## start SOURCE MATERIAL
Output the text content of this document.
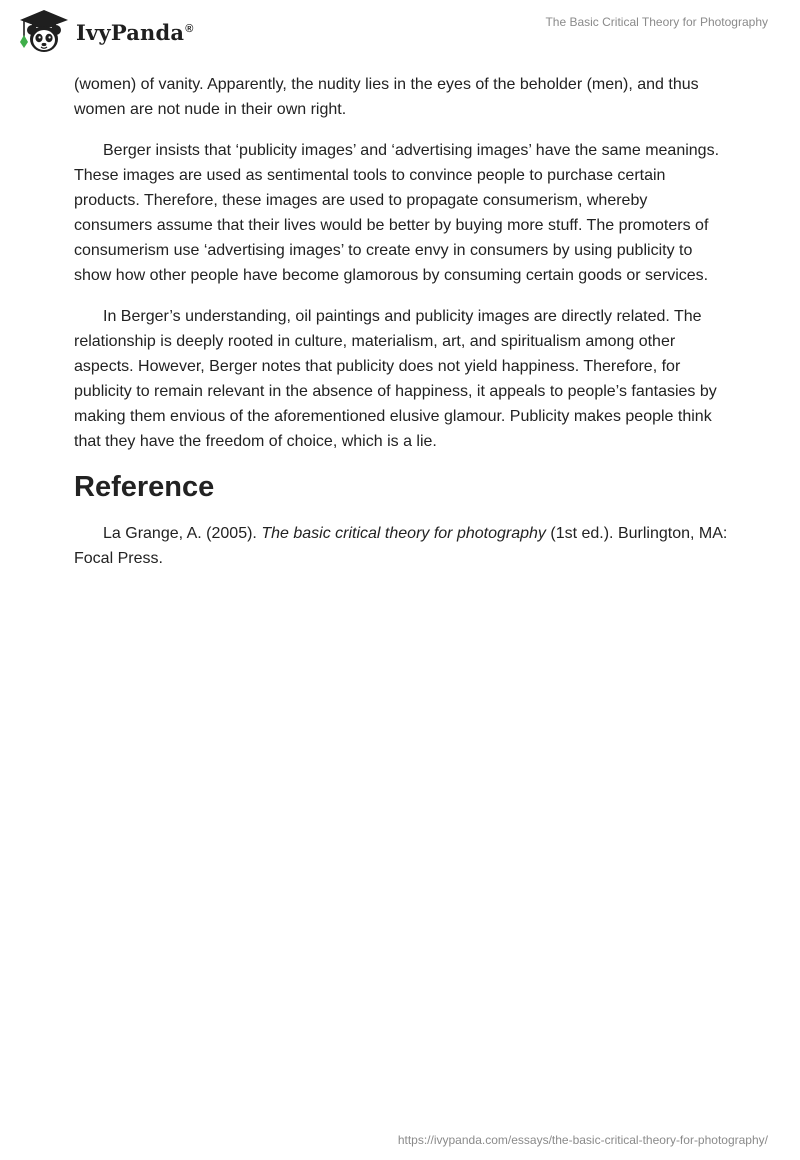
IvyPanda®	The Basic Critical Theory for Photography

(women) of vanity. Apparently, the nudity lies in the eyes of the beholder (men), and thus women are not nude in their own right.

Berger insists that ‘publicity images’ and ‘advertising images’ have the same meanings. These images are used as sentimental tools to convince people to purchase certain products. Therefore, these images are used to propagate consumerism, whereby consumers assume that their lives would be better by buying more stuff. The promoters of consumerism use ‘advertising images’ to create envy in consumers by using publicity to show how other people have become glamorous by consuming certain goods or services.

In Berger’s understanding, oil paintings and publicity images are directly related. The relationship is deeply rooted in culture, materialism, art, and spiritualism among other aspects. However, Berger notes that publicity does not yield happiness. Therefore, for publicity to remain relevant in the absence of happiness, it appeals to people’s fantasies by making them envious of the aforementioned elusive glamour. Publicity makes people think that they have the freedom of choice, which is a lie.

Reference

La Grange, A. (2005). The basic critical theory for photography (1st ed.). Burlington, MA: Focal Press.

https://ivypanda.com/essays/the-basic-critical-theory-for-photography/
## end SOURCE MATERIAL
» **SET EXERCISE**: Repeat the listing above exactly, with no pictures.

» **COMPLETE OUTPUT**:
Output the text content of this document.
IvyPanda®	The Basic Critical Theory for Photography

(women) of vanity. Apparently, the nudity lies in the eyes of the beholder (men), and thus women are not nude in their own right.

Berger insists that ‘publicity images’ and ‘advertising images’ have the same meanings. These images are used as sentimental tools to convince people to purchase certain products. Therefore, these images are used to propagate consumerism, whereby consumers assume that their lives would be better by buying more stuff. The promoters of consumerism use ‘advertising images’ to create envy in consumers by using publicity to show how other people have become glamorous by consuming certain goods or services.

In Berger’s understanding, oil paintings and publicity images are directly related. The relationship is deeply rooted in culture, materialism, art, and spiritualism among other aspects. However, Berger notes that publicity does not yield happiness. Therefore, for publicity to remain relevant in the absence of happiness, it appeals to people’s fantasies by making them envious of the aforementioned elusive glamour. Publicity makes people think that they have the freedom of choice, which is a lie.

Reference

La Grange, A. (2005). The basic critical theory for photography (1st ed.). Burlington, MA: Focal Press.

https://ivypanda.com/essays/the-basic-critical-theory-for-photography/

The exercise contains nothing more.